Rows from a dataset
·····

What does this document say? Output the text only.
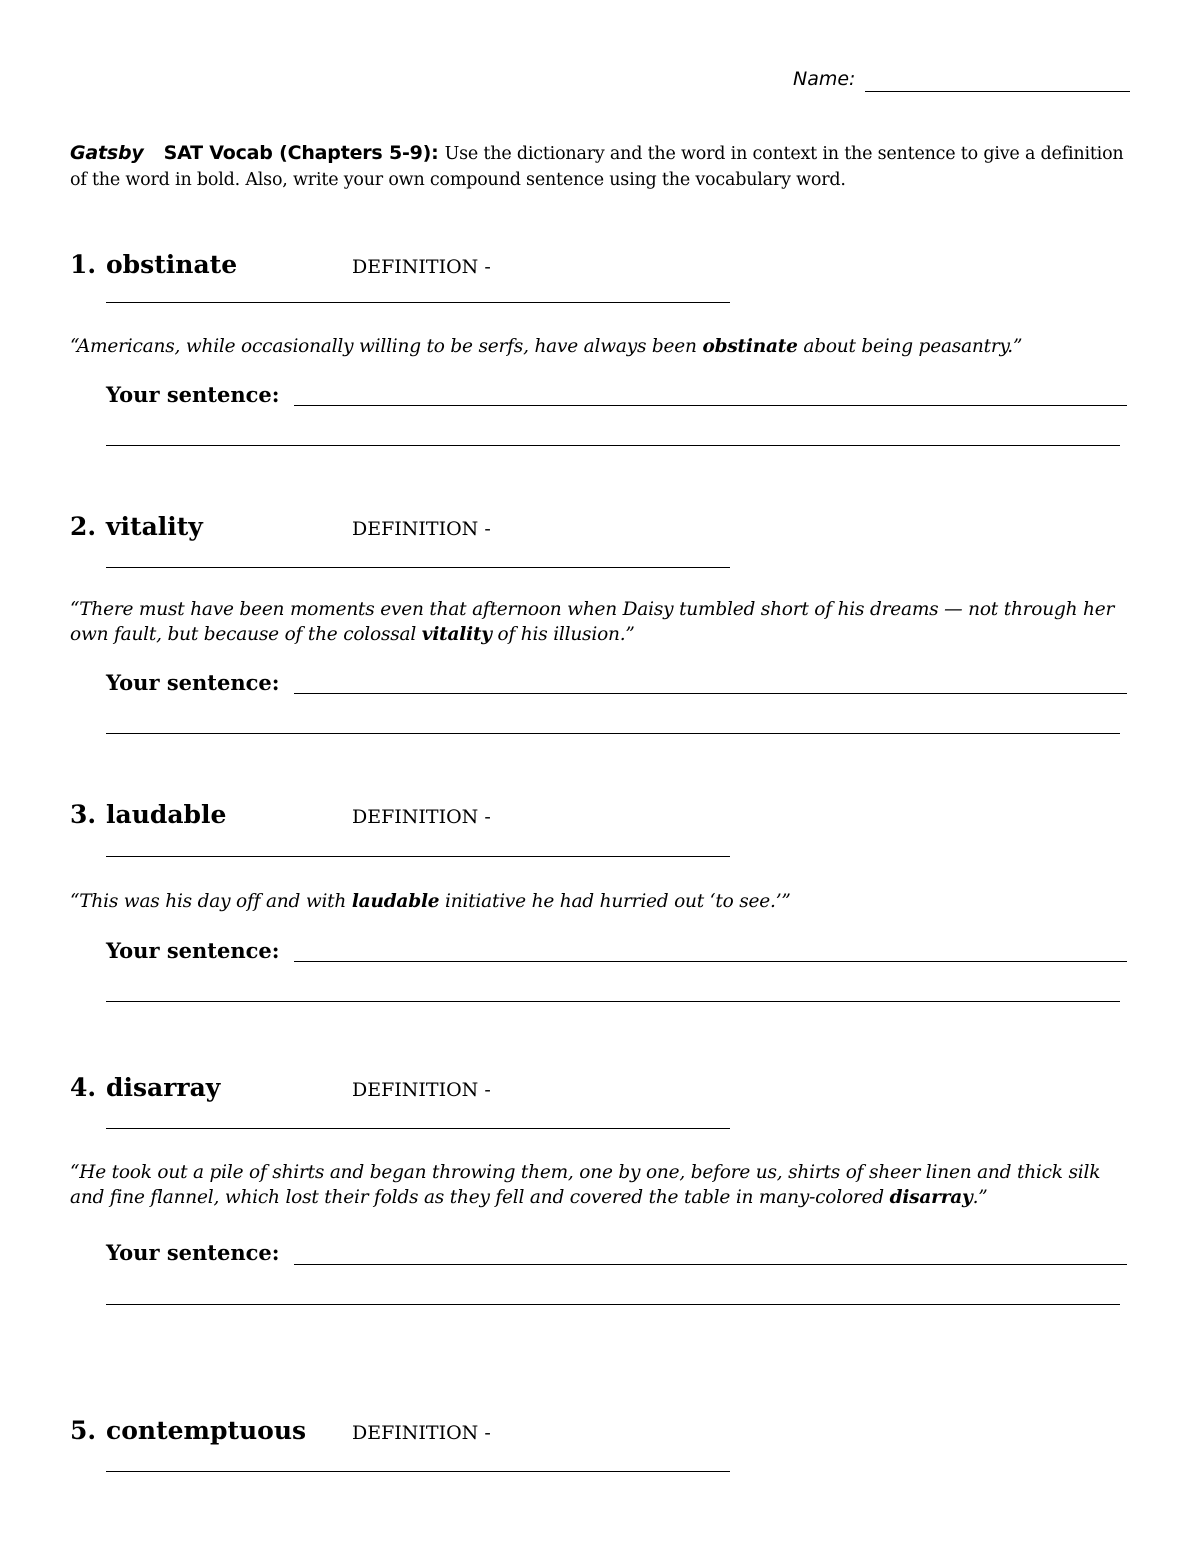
Name:
Gatsby SAT Vocab (Chapters 5-9): Use the dictionary and the word in context in the sentence to give a definition of the word in bold. Also, write your own compound sentence using the vocabulary word.
1. obstinate	DEFINITION -
“Americans, while occasionally willing to be serfs, have always been obstinate about being peasantry.”
Your sentence:
2. vitality	DEFINITION -
“There must have been moments even that afternoon when Daisy tumbled short of his dreams — not through her own fault, but because of the colossal vitality of his illusion.”
Your sentence:
3. laudable	DEFINITION -
“This was his day off and with laudable initiative he had hurried out ‘to see.’”
Your sentence:
4. disarray	DEFINITION -
“He took out a pile of shirts and began throwing them, one by one, before us, shirts of sheer linen and thick silk and fine flannel, which lost their folds as they fell and covered the table in many-colored disarray.”
Your sentence:
5. contemptuous DEFINITION -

·····

What is asked: Return the listing above unchanged, apart from dropping its pictures.

Final result:
What does this document say? Output the text only.
Name:
Gatsby SAT Vocab (Chapters 5-9): Use the dictionary and the word in context in the sentence to give a definition of the word in bold. Also, write your own compound sentence using the vocabulary word.
1. obstinate	DEFINITION -
“Americans, while occasionally willing to be serfs, have always been obstinate about being peasantry.”
Your sentence:
2. vitality	DEFINITION -
“There must have been moments even that afternoon when Daisy tumbled short of his dreams — not through her own fault, but because of the colossal vitality of his illusion.”
Your sentence:
3. laudable	DEFINITION -
“This was his day off and with laudable initiative he had hurried out ‘to see.’”
Your sentence:
4. disarray	DEFINITION -
“He took out a pile of shirts and began throwing them, one by one, before us, shirts of sheer linen and thick silk and fine flannel, which lost their folds as they fell and covered the table in many-colored disarray.”
Your sentence:
5. contemptuous DEFINITION -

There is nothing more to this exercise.